## [Exercise]
Report, word for word, every line of the material that contains "this".

:: Provided material ::

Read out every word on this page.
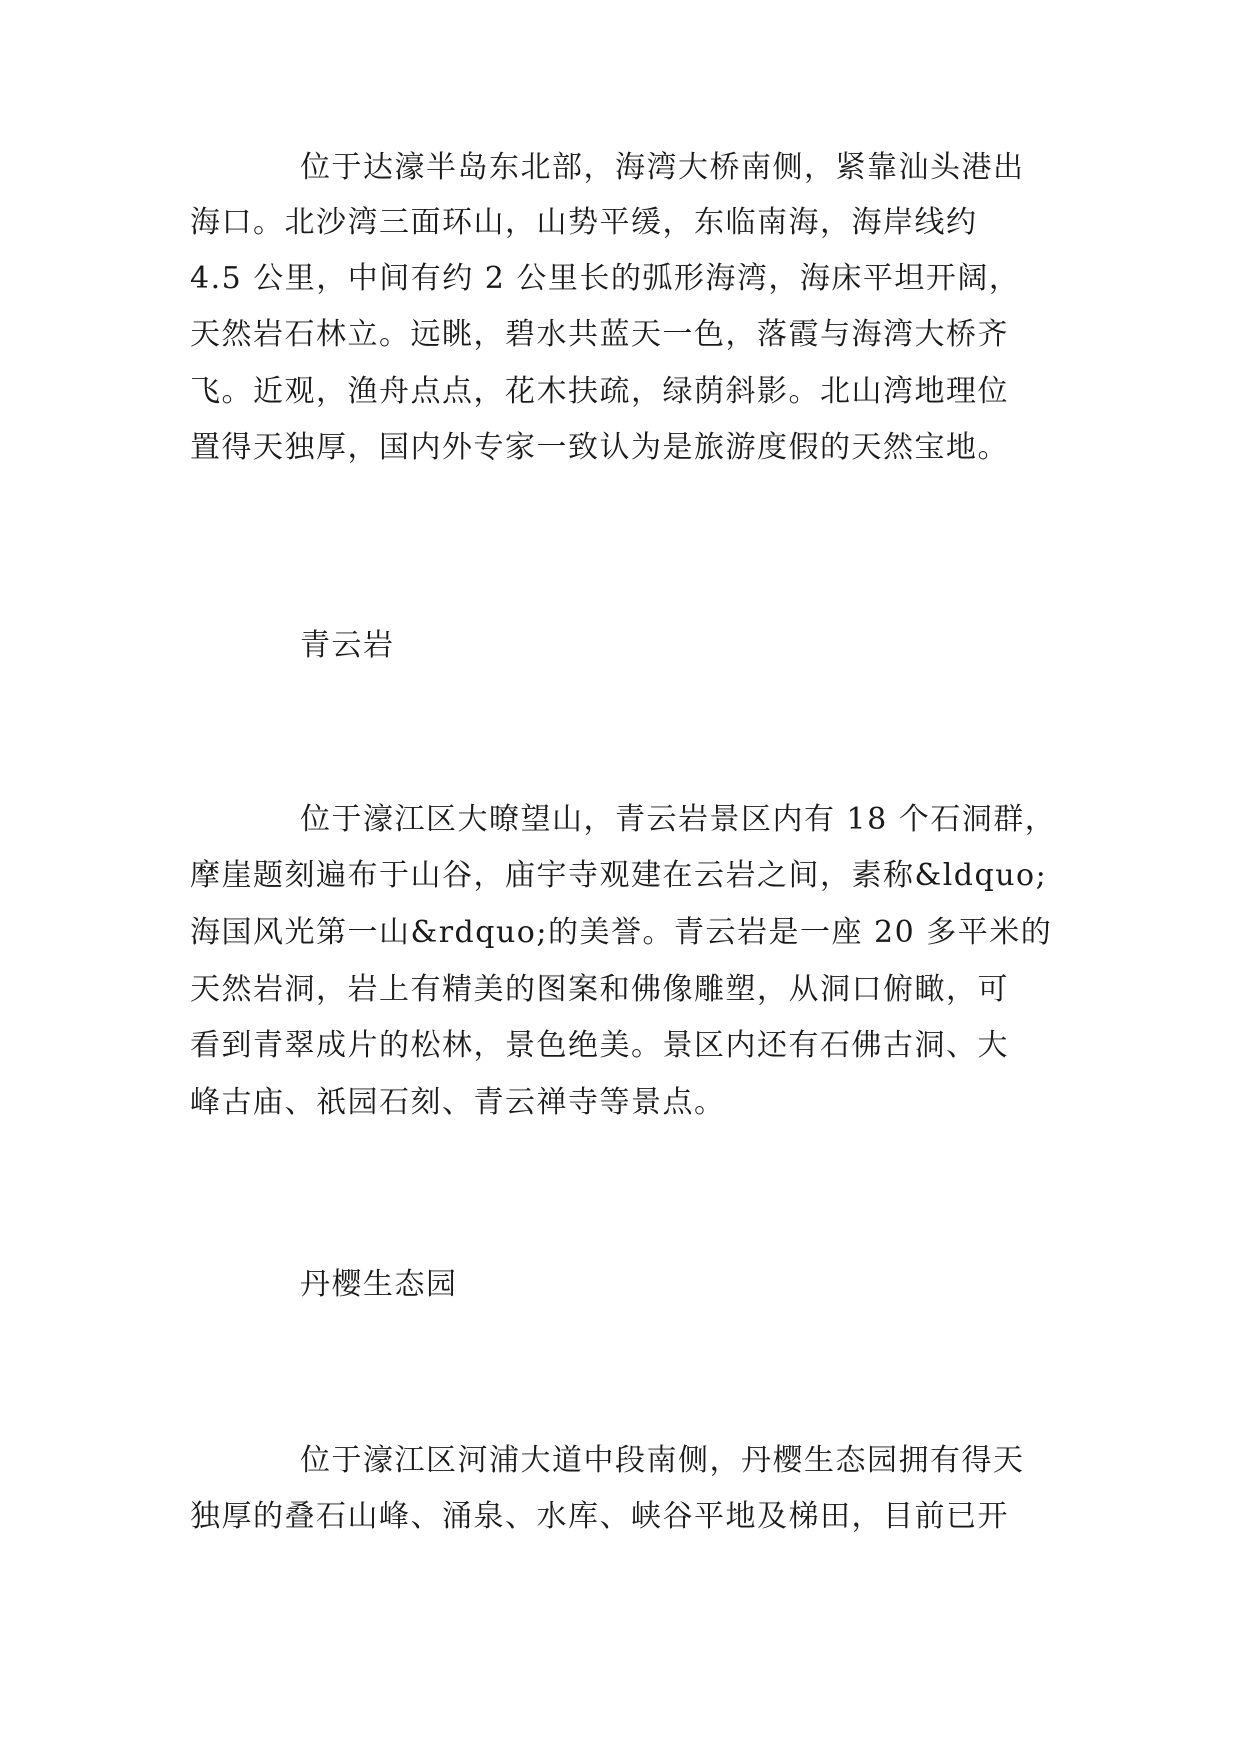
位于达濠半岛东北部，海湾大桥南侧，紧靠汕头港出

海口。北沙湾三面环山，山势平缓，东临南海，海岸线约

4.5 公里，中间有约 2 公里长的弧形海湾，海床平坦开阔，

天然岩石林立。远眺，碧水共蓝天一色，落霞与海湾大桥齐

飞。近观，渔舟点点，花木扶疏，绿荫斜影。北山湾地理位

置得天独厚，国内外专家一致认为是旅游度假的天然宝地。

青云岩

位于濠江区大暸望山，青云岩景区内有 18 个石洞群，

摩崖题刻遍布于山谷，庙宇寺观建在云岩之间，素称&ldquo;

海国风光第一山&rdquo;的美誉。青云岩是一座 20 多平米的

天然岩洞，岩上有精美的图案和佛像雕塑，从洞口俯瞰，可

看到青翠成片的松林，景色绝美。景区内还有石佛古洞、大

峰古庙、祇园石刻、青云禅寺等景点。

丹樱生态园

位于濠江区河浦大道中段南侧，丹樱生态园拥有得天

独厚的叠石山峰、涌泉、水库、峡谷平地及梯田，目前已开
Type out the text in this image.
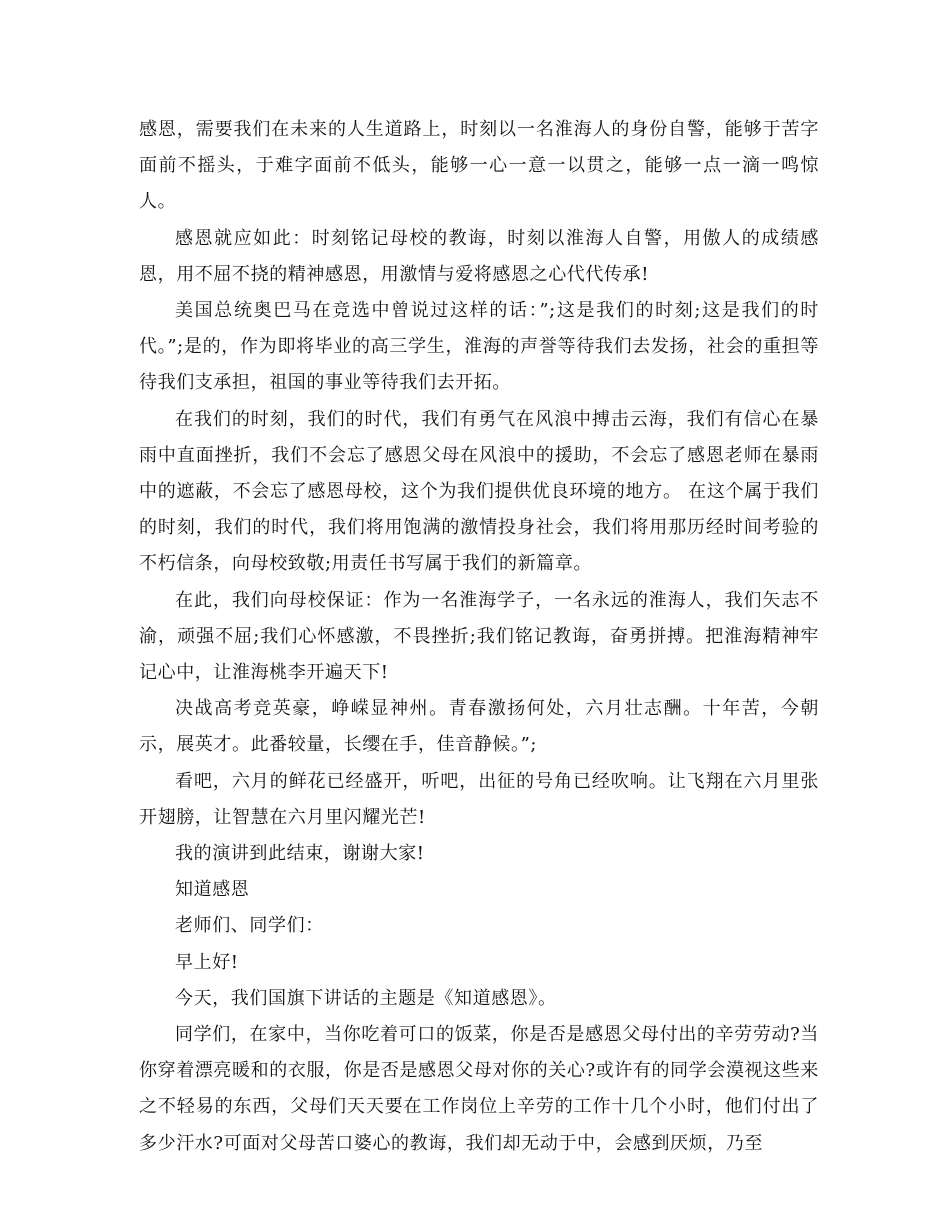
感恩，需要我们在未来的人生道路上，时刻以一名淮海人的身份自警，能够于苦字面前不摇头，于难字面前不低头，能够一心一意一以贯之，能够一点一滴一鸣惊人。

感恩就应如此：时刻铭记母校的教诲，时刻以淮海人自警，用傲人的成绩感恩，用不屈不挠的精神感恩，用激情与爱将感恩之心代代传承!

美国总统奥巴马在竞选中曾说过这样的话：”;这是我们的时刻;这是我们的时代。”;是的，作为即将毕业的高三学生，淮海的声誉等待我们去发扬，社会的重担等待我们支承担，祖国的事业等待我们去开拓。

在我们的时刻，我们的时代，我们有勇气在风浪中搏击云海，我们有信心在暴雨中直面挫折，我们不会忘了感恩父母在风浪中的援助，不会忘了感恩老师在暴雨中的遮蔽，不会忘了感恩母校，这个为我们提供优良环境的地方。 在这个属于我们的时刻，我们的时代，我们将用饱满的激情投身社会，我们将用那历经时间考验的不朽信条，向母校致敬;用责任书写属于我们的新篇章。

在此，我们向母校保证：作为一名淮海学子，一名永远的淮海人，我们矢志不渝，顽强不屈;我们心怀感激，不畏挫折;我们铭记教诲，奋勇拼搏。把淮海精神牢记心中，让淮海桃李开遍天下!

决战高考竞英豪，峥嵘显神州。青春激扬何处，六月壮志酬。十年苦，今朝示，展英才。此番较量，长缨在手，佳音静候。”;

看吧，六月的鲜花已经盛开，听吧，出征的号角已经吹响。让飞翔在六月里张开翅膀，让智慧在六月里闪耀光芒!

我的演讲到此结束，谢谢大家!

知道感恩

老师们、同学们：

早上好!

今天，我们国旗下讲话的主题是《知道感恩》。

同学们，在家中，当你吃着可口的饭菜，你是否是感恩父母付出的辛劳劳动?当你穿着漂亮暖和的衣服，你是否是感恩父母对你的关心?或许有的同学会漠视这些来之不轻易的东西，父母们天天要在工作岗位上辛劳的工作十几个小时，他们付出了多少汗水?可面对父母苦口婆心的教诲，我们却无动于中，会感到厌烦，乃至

:::

## [Exercise result]
Read out every word on this page.
Type out the text in this image.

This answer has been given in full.